Brief —
Drop the images; return everything else in the listing below exactly.

Records from a data collection:

— Start —

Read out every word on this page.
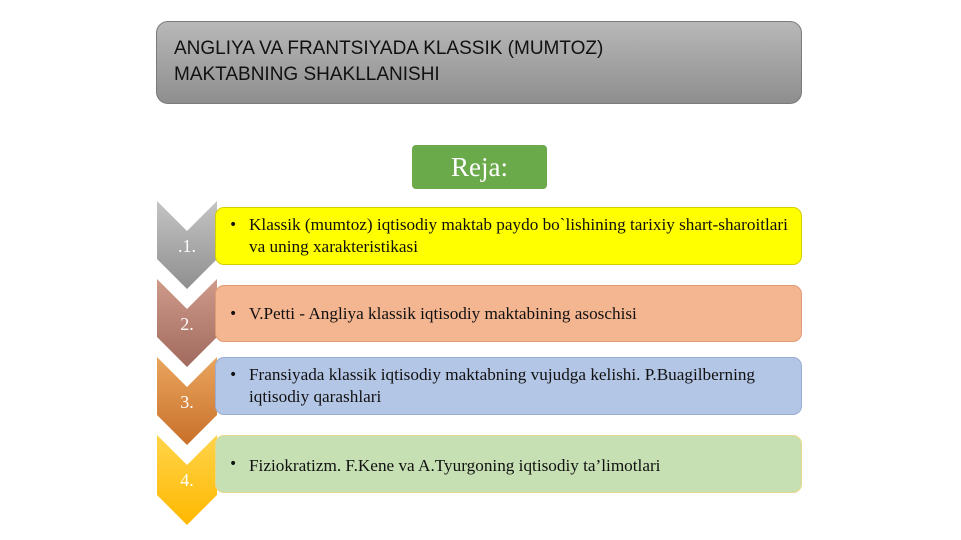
ANGLIYA VA FRANTSIYADA KLASSIK (MUMTOZ)
MAKTABNING SHAKLLANISHI
Reja:
.1.
2.
3.
4.
• Klassik (mumtoz) iqtisodiy maktab paydo bo`lishining tarixiy shart-sharoitlari va uning xarakteristikasi
• V.Petti - Angliya klassik iqtisodiy maktabining asoschisi
• Fransiyada klassik iqtisodiy maktabning vujudga kelishi. P.Buagilberning iqtisodiy qarashlari
• Fiziokratizm. F.Kene va A.Tyurgoning iqtisodiy ta’limotlari
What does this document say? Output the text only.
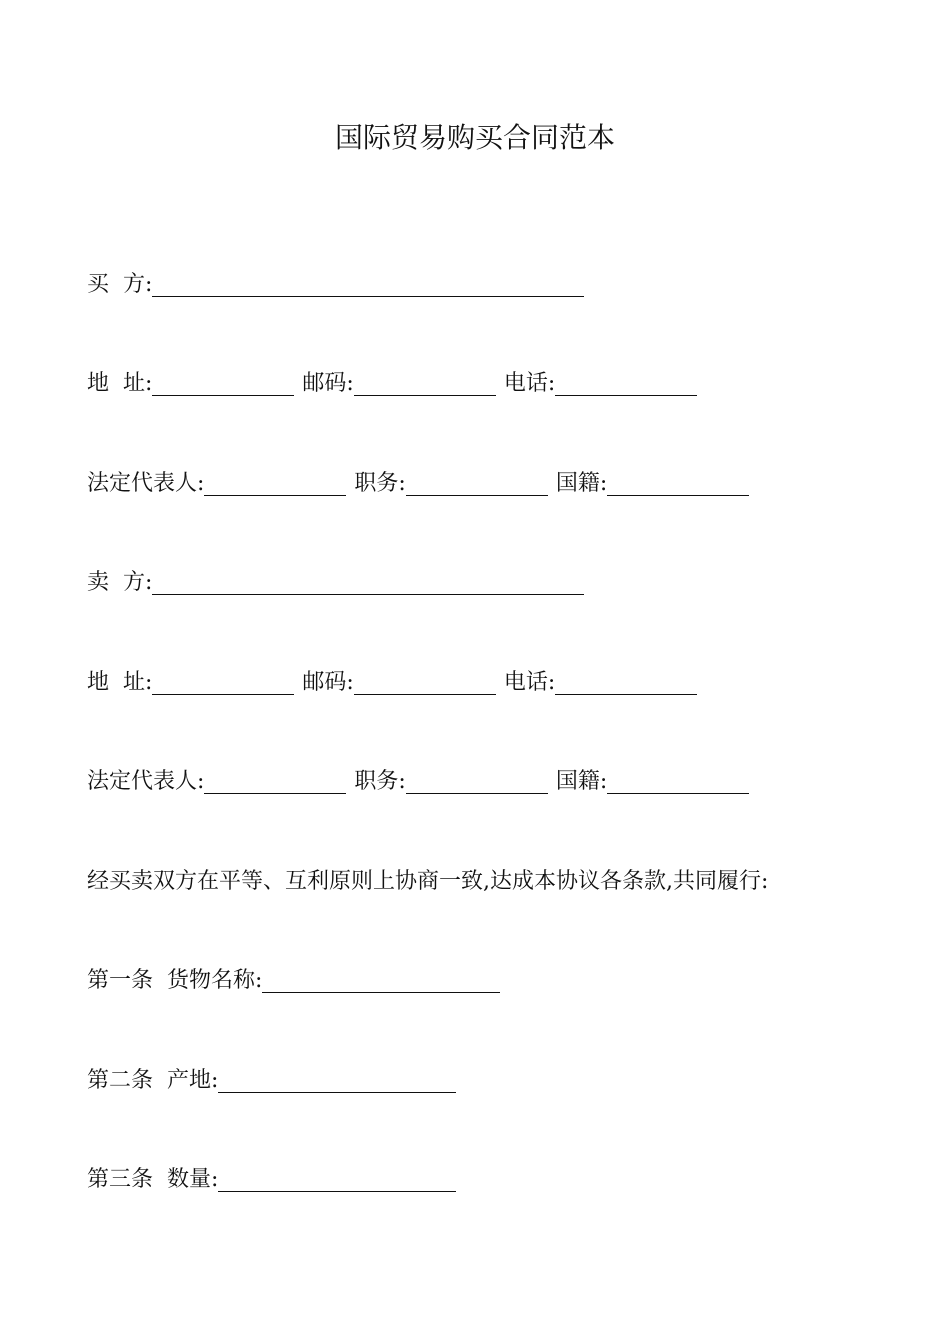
国际贸易购买合同范本
买  方:
地  址:	邮码:	电话:
法定代表人:	职务:	国籍:
卖  方:
地  址:	邮码:	电话:
法定代表人:	职务:	国籍:
经买卖双方在平等、互利原则上协商一致,达成本协议各条款,共同履行:
第一条  货物名称:
第二条  产地:
第三条  数量:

— End —

In response —
Read out every word on this page.
ANGLIYA VA FRANTSIYADA KLASSIK (MUMTOZ)
MAKTABNING SHAKLLANISHI
Reja:
.1.
2.
3.
4.
• Klassik (mumtoz) iqtisodiy maktab paydo bo`lishining tarixiy shart-sharoitlari va uning xarakteristikasi
• V.Petti - Angliya klassik iqtisodiy maktabining asoschisi
• Fransiyada klassik iqtisodiy maktabning vujudga kelishi. P.Buagilberning iqtisodiy qarashlari
• Fiziokratizm. F.Kene va A.Tyurgoning iqtisodiy ta’limotlari
What does this document say? Output the text only.
国际贸易购买合同范本
买  方:
地  址:	邮码:	电话:
法定代表人:	职务:	国籍:
卖  方:
地  址:	邮码:	电话:
法定代表人:	职务:	国籍:
经买卖双方在平等、互利原则上协商一致,达成本协议各条款,共同履行:
第一条  货物名称:
第二条  产地:
第三条  数量:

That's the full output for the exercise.